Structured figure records
--- begin ---

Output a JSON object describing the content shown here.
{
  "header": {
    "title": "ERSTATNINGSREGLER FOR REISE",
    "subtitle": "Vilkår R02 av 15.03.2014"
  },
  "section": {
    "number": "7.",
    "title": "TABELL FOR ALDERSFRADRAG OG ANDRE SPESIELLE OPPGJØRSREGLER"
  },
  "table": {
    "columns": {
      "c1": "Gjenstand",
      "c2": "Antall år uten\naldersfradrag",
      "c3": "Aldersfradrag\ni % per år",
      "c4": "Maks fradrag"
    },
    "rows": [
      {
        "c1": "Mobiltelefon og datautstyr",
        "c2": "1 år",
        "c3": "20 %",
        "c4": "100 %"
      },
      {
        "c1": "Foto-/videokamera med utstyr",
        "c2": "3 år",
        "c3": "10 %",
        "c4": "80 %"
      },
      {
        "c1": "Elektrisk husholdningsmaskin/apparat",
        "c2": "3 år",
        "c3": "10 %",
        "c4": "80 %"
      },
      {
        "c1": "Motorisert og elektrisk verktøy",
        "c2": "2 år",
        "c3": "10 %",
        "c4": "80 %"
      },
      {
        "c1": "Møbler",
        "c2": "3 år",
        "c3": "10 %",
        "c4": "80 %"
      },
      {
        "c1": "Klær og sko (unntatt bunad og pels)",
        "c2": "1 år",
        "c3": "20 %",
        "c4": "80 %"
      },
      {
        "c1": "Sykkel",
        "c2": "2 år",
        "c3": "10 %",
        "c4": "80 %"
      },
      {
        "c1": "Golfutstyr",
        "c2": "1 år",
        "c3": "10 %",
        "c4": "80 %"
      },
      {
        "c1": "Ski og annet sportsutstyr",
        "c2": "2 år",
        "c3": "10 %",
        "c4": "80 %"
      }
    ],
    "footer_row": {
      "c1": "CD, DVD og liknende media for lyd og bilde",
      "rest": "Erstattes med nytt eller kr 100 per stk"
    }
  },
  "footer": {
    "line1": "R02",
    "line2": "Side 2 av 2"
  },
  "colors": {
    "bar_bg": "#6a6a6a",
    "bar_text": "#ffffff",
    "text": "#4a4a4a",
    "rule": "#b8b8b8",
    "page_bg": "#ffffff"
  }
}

--- end ---

→ **Aim of the task**: Repeat the data above exactly.

→ **Answer to the problem**:
Output a JSON object describing the content shown here.
{
  "header": {
    "title": "ERSTATNINGSREGLER FOR REISE",
    "subtitle": "Vilkår R02 av 15.03.2014"
  },
  "section": {
    "number": "7.",
    "title": "TABELL FOR ALDERSFRADRAG OG ANDRE SPESIELLE OPPGJØRSREGLER"
  },
  "table": {
    "columns": {
      "c1": "Gjenstand",
      "c2": "Antall år uten\naldersfradrag",
      "c3": "Aldersfradrag\ni % per år",
      "c4": "Maks fradrag"
    },
    "rows": [
      {
        "c1": "Mobiltelefon og datautstyr",
        "c2": "1 år",
        "c3": "20 %",
        "c4": "100 %"
      },
      {
        "c1": "Foto-/videokamera med utstyr",
        "c2": "3 år",
        "c3": "10 %",
        "c4": "80 %"
      },
      {
        "c1": "Elektrisk husholdningsmaskin/apparat",
        "c2": "3 år",
        "c3": "10 %",
        "c4": "80 %"
      },
      {
        "c1": "Motorisert og elektrisk verktøy",
        "c2": "2 år",
        "c3": "10 %",
        "c4": "80 %"
      },
      {
        "c1": "Møbler",
        "c2": "3 år",
        "c3": "10 %",
        "c4": "80 %"
      },
      {
        "c1": "Klær og sko (unntatt bunad og pels)",
        "c2": "1 år",
        "c3": "20 %",
        "c4": "80 %"
      },
      {
        "c1": "Sykkel",
        "c2": "2 år",
        "c3": "10 %",
        "c4": "80 %"
      },
      {
        "c1": "Golfutstyr",
        "c2": "1 år",
        "c3": "10 %",
        "c4": "80 %"
      },
      {
        "c1": "Ski og annet sportsutstyr",
        "c2": "2 år",
        "c3": "10 %",
        "c4": "80 %"
      }
    ],
    "footer_row": {
      "c1": "CD, DVD og liknende media for lyd og bilde",
      "rest": "Erstattes med nytt eller kr 100 per stk"
    }
  },
  "footer": {
    "line1": "R02",
    "line2": "Side 2 av 2"
  },
  "colors": {
    "bar_bg": "#6a6a6a",
    "bar_text": "#ffffff",
    "text": "#4a4a4a",
    "rule": "#b8b8b8",
    "page_bg": "#ffffff"
  }
}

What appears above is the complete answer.